> [Assignment]: Quote the whole listing word for word, please.

* * * * * * *

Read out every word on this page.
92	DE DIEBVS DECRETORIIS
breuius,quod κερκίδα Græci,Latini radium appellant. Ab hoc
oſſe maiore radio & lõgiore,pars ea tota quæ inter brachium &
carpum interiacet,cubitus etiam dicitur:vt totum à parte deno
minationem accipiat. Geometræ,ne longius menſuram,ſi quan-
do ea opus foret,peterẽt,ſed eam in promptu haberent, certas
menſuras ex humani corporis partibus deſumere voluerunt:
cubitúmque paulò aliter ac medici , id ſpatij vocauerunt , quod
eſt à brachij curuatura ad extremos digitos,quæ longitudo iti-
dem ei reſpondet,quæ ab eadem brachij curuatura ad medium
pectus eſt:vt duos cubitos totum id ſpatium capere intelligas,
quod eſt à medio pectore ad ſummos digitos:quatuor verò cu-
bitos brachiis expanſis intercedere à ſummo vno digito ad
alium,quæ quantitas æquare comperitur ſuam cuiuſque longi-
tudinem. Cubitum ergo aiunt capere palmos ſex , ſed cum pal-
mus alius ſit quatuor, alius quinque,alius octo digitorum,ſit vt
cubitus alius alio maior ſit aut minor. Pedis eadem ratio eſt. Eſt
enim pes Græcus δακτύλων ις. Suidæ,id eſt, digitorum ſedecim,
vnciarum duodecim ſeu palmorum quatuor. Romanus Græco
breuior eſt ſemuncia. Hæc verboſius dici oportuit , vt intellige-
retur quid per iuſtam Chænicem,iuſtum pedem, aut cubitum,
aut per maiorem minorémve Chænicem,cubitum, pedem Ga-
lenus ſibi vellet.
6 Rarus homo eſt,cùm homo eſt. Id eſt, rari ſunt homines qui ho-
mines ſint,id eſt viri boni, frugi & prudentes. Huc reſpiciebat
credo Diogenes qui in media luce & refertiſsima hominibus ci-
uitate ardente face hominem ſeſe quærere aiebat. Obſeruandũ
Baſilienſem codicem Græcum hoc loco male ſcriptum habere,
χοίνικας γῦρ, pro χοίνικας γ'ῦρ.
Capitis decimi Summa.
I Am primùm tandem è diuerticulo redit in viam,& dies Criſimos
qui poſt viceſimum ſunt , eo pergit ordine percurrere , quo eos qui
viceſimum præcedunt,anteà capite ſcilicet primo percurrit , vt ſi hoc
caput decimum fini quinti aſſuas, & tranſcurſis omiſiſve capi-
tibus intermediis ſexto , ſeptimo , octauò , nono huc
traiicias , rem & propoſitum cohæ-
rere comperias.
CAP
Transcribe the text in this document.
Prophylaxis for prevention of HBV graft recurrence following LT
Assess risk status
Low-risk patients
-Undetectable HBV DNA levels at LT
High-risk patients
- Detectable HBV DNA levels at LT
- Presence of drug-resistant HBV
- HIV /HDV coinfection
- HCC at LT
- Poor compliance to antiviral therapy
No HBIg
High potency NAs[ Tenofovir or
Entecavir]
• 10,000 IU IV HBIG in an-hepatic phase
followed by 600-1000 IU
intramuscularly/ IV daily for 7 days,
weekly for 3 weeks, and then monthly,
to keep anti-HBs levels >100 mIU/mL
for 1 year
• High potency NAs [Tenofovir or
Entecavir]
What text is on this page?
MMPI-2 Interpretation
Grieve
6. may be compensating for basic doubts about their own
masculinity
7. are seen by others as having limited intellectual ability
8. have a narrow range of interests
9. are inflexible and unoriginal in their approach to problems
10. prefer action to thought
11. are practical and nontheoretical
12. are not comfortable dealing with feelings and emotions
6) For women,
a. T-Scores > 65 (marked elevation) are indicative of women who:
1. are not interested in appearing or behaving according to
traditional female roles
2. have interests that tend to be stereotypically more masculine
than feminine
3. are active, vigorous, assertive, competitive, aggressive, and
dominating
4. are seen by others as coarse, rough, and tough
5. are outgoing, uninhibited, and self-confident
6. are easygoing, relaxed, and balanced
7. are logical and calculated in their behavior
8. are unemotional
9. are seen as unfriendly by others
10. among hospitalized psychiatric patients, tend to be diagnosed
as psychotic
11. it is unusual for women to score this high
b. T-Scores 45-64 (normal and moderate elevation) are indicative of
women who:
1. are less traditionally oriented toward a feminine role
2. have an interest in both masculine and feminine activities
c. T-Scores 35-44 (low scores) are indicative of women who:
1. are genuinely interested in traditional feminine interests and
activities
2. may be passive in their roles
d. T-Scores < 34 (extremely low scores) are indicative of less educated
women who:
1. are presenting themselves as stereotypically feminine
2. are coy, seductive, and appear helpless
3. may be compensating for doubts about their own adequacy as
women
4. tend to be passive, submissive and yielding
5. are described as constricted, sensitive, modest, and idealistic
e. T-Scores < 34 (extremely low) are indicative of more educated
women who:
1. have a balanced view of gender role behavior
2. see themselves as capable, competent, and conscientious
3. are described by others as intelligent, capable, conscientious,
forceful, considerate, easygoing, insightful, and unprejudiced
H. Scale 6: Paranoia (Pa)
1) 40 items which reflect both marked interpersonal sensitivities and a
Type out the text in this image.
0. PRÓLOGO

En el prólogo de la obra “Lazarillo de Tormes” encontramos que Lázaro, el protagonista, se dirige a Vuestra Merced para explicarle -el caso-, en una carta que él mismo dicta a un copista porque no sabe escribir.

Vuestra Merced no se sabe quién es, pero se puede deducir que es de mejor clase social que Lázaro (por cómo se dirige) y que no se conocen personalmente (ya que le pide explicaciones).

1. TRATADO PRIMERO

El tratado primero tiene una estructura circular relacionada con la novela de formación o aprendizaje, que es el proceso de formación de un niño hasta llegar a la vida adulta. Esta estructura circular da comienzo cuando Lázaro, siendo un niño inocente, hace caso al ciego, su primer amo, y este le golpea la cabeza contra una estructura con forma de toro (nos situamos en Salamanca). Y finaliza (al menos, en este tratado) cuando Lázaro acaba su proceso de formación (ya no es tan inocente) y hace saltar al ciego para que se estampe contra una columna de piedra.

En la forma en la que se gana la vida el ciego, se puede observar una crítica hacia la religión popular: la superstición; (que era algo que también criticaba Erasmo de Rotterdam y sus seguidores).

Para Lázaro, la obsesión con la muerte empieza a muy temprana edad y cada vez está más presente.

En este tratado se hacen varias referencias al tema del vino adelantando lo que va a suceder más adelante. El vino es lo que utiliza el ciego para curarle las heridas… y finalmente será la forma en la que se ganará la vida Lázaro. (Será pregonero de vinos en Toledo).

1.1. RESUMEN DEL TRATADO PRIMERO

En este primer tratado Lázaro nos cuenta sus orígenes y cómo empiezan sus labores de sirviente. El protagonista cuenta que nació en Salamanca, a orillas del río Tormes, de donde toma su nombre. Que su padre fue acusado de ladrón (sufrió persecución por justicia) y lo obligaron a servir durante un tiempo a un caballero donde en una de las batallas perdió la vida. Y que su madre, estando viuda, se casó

* * * * * * *

> [Answer for the task]:
Read out every word on this page.
92	DE DIEBVS DECRETORIIS
breuius,quod κερκίδα Græci,Latini radium appellant. Ab hoc
oſſe maiore radio & lõgiore,pars ea tota quæ inter brachium &
carpum interiacet,cubitus etiam dicitur:vt totum à parte deno
minationem accipiat. Geometræ,ne longius menſuram,ſi quan-
do ea opus foret,peterẽt,ſed eam in promptu haberent, certas
menſuras ex humani corporis partibus deſumere voluerunt:
cubitúmque paulò aliter ac medici , id ſpatij vocauerunt , quod
eſt à brachij curuatura ad extremos digitos,quæ longitudo iti-
dem ei reſpondet,quæ ab eadem brachij curuatura ad medium
pectus eſt:vt duos cubitos totum id ſpatium capere intelligas,
quod eſt à medio pectore ad ſummos digitos:quatuor verò cu-
bitos brachiis expanſis intercedere à ſummo vno digito ad
alium,quæ quantitas æquare comperitur ſuam cuiuſque longi-
tudinem. Cubitum ergo aiunt capere palmos ſex , ſed cum pal-
mus alius ſit quatuor, alius quinque,alius octo digitorum,ſit vt
cubitus alius alio maior ſit aut minor. Pedis eadem ratio eſt. Eſt
enim pes Græcus δακτύλων ις. Suidæ,id eſt, digitorum ſedecim,
vnciarum duodecim ſeu palmorum quatuor. Romanus Græco
breuior eſt ſemuncia. Hæc verboſius dici oportuit , vt intellige-
retur quid per iuſtam Chænicem,iuſtum pedem, aut cubitum,
aut per maiorem minorémve Chænicem,cubitum, pedem Ga-
lenus ſibi vellet.
6 Rarus homo eſt,cùm homo eſt. Id eſt, rari ſunt homines qui ho-
mines ſint,id eſt viri boni, frugi & prudentes. Huc reſpiciebat
credo Diogenes qui in media luce & refertiſsima hominibus ci-
uitate ardente face hominem ſeſe quærere aiebat. Obſeruandũ
Baſilienſem codicem Græcum hoc loco male ſcriptum habere,
χοίνικας γῦρ, pro χοίνικας γ'ῦρ.
Capitis decimi Summa.
I Am primùm tandem è diuerticulo redit in viam,& dies Criſimos
qui poſt viceſimum ſunt , eo pergit ordine percurrere , quo eos qui
viceſimum præcedunt,anteà capite ſcilicet primo percurrit , vt ſi hoc
caput decimum fini quinti aſſuas, & tranſcurſis omiſiſve capi-
tibus intermediis ſexto , ſeptimo , octauò , nono huc
traiicias , rem & propoſitum cohæ-
rere comperias.
CAP
Transcribe the text in this document.
Prophylaxis for prevention of HBV graft recurrence following LT
Assess risk status
Low-risk patients
-Undetectable HBV DNA levels at LT
High-risk patients
- Detectable HBV DNA levels at LT
- Presence of drug-resistant HBV
- HIV /HDV coinfection
- HCC at LT
- Poor compliance to antiviral therapy
No HBIg
High potency NAs[ Tenofovir or
Entecavir]
• 10,000 IU IV HBIG in an-hepatic phase
followed by 600-1000 IU
intramuscularly/ IV daily for 7 days,
weekly for 3 weeks, and then monthly,
to keep anti-HBs levels >100 mIU/mL
for 1 year
• High potency NAs [Tenofovir or
Entecavir]
What text is on this page?
MMPI-2 Interpretation
Grieve
6. may be compensating for basic doubts about their own
masculinity
7. are seen by others as having limited intellectual ability
8. have a narrow range of interests
9. are inflexible and unoriginal in their approach to problems
10. prefer action to thought
11. are practical and nontheoretical
12. are not comfortable dealing with feelings and emotions
6) For women,
a. T-Scores > 65 (marked elevation) are indicative of women who:
1. are not interested in appearing or behaving according to
traditional female roles
2. have interests that tend to be stereotypically more masculine
than feminine
3. are active, vigorous, assertive, competitive, aggressive, and
dominating
4. are seen by others as coarse, rough, and tough
5. are outgoing, uninhibited, and self-confident
6. are easygoing, relaxed, and balanced
7. are logical and calculated in their behavior
8. are unemotional
9. are seen as unfriendly by others
10. among hospitalized psychiatric patients, tend to be diagnosed
as psychotic
11. it is unusual for women to score this high
b. T-Scores 45-64 (normal and moderate elevation) are indicative of
women who:
1. are less traditionally oriented toward a feminine role
2. have an interest in both masculine and feminine activities
c. T-Scores 35-44 (low scores) are indicative of women who:
1. are genuinely interested in traditional feminine interests and
activities
2. may be passive in their roles
d. T-Scores < 34 (extremely low scores) are indicative of less educated
women who:
1. are presenting themselves as stereotypically feminine
2. are coy, seductive, and appear helpless
3. may be compensating for doubts about their own adequacy as
women
4. tend to be passive, submissive and yielding
5. are described as constricted, sensitive, modest, and idealistic
e. T-Scores < 34 (extremely low) are indicative of more educated
women who:
1. have a balanced view of gender role behavior
2. see themselves as capable, competent, and conscientious
3. are described by others as intelligent, capable, conscientious,
forceful, considerate, easygoing, insightful, and unprejudiced
H. Scale 6: Paranoia (Pa)
1) 40 items which reflect both marked interpersonal sensitivities and a
Type out the text in this image.
0. PRÓLOGO

En el prólogo de la obra “Lazarillo de Tormes” encontramos que Lázaro, el protagonista, se dirige a Vuestra Merced para explicarle -el caso-, en una carta que él mismo dicta a un copista porque no sabe escribir.

Vuestra Merced no se sabe quién es, pero se puede deducir que es de mejor clase social que Lázaro (por cómo se dirige) y que no se conocen personalmente (ya que le pide explicaciones).

1. TRATADO PRIMERO

El tratado primero tiene una estructura circular relacionada con la novela de formación o aprendizaje, que es el proceso de formación de un niño hasta llegar a la vida adulta. Esta estructura circular da comienzo cuando Lázaro, siendo un niño inocente, hace caso al ciego, su primer amo, y este le golpea la cabeza contra una estructura con forma de toro (nos situamos en Salamanca). Y finaliza (al menos, en este tratado) cuando Lázaro acaba su proceso de formación (ya no es tan inocente) y hace saltar al ciego para que se estampe contra una columna de piedra.

En la forma en la que se gana la vida el ciego, se puede observar una crítica hacia la religión popular: la superstición; (que era algo que también criticaba Erasmo de Rotterdam y sus seguidores).

Para Lázaro, la obsesión con la muerte empieza a muy temprana edad y cada vez está más presente.

En este tratado se hacen varias referencias al tema del vino adelantando lo que va a suceder más adelante. El vino es lo que utiliza el ciego para curarle las heridas… y finalmente será la forma en la que se ganará la vida Lázaro. (Será pregonero de vinos en Toledo).

1.1. RESUMEN DEL TRATADO PRIMERO

En este primer tratado Lázaro nos cuenta sus orígenes y cómo empiezan sus labores de sirviente. El protagonista cuenta que nació en Salamanca, a orillas del río Tormes, de donde toma su nombre. Que su padre fue acusado de ladrón (sufrió persecución por justicia) y lo obligaron a servir durante un tiempo a un caballero donde en una de las batallas perdió la vida. Y que su madre, estando viuda, se casó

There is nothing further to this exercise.